Сама формулировка светского характера образования как некоего отрицательного качества – «не преследующий цели…» – ущербна. Раскрытие понятия должно быть положительным, выражать характеристические свойства объекта. Да и вдумывалась ли К.А. Чернега в эту формулировку? А.Г. Асмолов, может быть, вдумывался и потому в свою бытность в Министерстве образования искусственно и противоправно ограничивал, сдерживал развитие православного образования в российской школе, рассылая информационные письма с такими формулировками. А вот о чем думала К.А. Чернега, дублируя эти асмоловские идеи в качестве законодательных предложений Русской Православной Церкви, предлагая придать им силу закона, – остается загадкой. Неужели она имела в виду исключить из содержания светского образования все знания о религии? Или запретить школьникам «формировать религиозное мировоззрение» при освоении знаний о религии в курсах истории, литературы, обществоведения, изобразительного искусства или музыки. Не говоря уже о курсах религиоведения или курсах православной культуры (культуры ислама, иудаизма и т.д.), которые преподаются в тысячах российских школ. Как можно это сделать и зачем это нужно?
Да, по действующему законодательству, в том числе Конституции РФ, в государственной школе не может быть одного, обязательного для всех мировоззрения (религии или нерелигиозной идеологии). Но как можно говорить о преподавании гуманитарных знаний, в том числе непосредственно знаний о религии без того, чтобы школьники не формировали свое отношение к изучаемым предметам, в том числе к религии? Формировали свободно, без насилия и принуждения, знакомясь с разными подходами к религии в целом, к различным религиям, да и к тому же атеизму, и свободно вырабатывая свое личное отношение ко всему этому.
Приведем еще один пример юридической безграмотности К.А. Чернеги. В конце II раздела анализируемых рекомендаций (4) она утверждает, что:
«Помимо закона «О свободе совести и о религиозных объединениях»
религиозное образование в Российской Федерации регламентируется следующими нормативными
и внутрицерковными актами:
- Положение «О церковно-приходских воскресных школах», утв. Указом
Патриарха Московского и всея Руси Алексия II от 7.07.99.
№3786
- Положение «О православных образовательных учреждениях основного
общего и дополнительного образования», утв. Советом директоров православных
образовательных учреждений основного общего и дополнительного образования при
Отделе религиозного образования и катехизации Московского Патриархата
- Положение об образовательной школе с этнокультурным (национальным)
компонентом образования в г. Москве № 65, утв. Постановлением Правительства
Москвы №653 от 19.08.97.
- Информационные письма Министерства образования РФ от 19.03.93.;
15.05.95.; 04.06.99.

* Записи областей макета:
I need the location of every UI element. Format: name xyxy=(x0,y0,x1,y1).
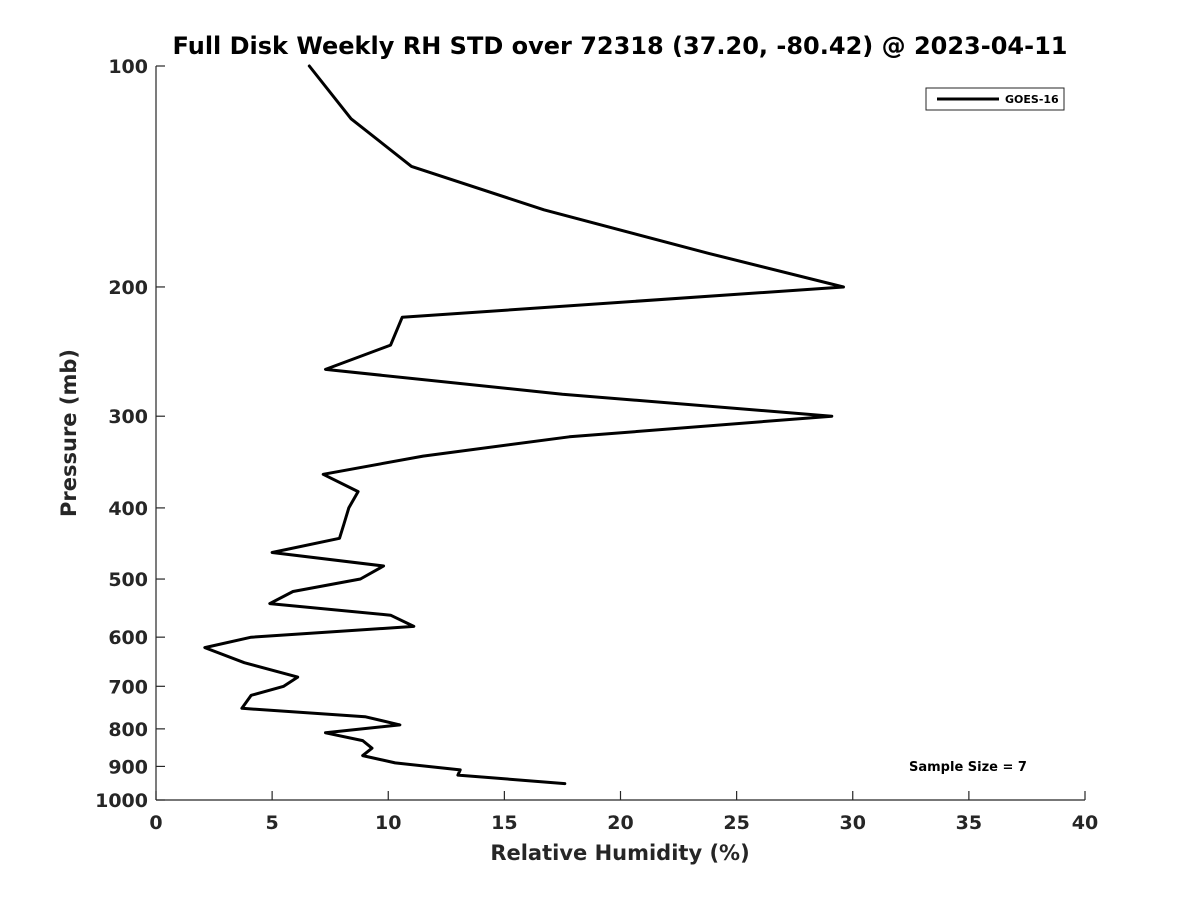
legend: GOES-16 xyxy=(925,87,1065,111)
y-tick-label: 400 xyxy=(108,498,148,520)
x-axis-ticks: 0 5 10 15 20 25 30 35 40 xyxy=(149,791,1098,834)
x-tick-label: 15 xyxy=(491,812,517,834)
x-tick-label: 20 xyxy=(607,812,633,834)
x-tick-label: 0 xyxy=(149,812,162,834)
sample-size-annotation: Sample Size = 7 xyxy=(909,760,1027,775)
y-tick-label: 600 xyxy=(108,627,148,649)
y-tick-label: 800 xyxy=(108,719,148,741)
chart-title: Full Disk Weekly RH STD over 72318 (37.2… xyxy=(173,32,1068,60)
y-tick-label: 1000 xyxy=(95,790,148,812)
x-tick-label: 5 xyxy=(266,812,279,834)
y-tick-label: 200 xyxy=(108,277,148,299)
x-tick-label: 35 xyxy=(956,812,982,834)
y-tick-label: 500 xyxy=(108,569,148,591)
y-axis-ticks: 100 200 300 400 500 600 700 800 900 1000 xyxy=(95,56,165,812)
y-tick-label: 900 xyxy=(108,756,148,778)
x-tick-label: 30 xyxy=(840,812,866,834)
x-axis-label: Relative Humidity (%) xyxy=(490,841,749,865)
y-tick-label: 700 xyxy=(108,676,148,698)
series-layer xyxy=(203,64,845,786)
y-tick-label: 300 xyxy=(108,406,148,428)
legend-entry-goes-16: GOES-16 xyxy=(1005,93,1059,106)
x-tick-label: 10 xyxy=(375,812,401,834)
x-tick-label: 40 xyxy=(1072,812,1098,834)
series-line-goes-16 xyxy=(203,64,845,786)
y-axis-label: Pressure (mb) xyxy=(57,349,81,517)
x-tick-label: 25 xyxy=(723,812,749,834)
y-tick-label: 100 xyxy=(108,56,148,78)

* ЗАДАНИЕ:
Перепишите, пожалуйста, дословно отрывок из фрагмента документа: начните с места, где стоят слова «религиозное образование в», и остановитесь после слов «15.05.95.; 04.06.99.».

* ОТВЕТ:
религиозное образование в Российской Федерации регламентируется следующими нормативными
и внутрицерковными актами:
- Положение «О церковно-приходских воскресных школах», утв. Указом
Патриарха Московского и всея Руси Алексия II от 7.07.99.
№3786
- Положение «О православных образовательных учреждениях основного
общего и дополнительного образования», утв. Советом директоров православных
образовательных учреждений основного общего и дополнительного образования при
Отделе религиозного образования и катехизации Московского Патриархата
- Положение об образовательной школе с этнокультурным (национальным)
компонентом образования в г. Москве № 65, утв. Постановлением Правительства
Москвы №653 от 19.08.97.
- Информационные письма Министерства образования РФ от 19.03.93.;
15.05.95.; 04.06.99.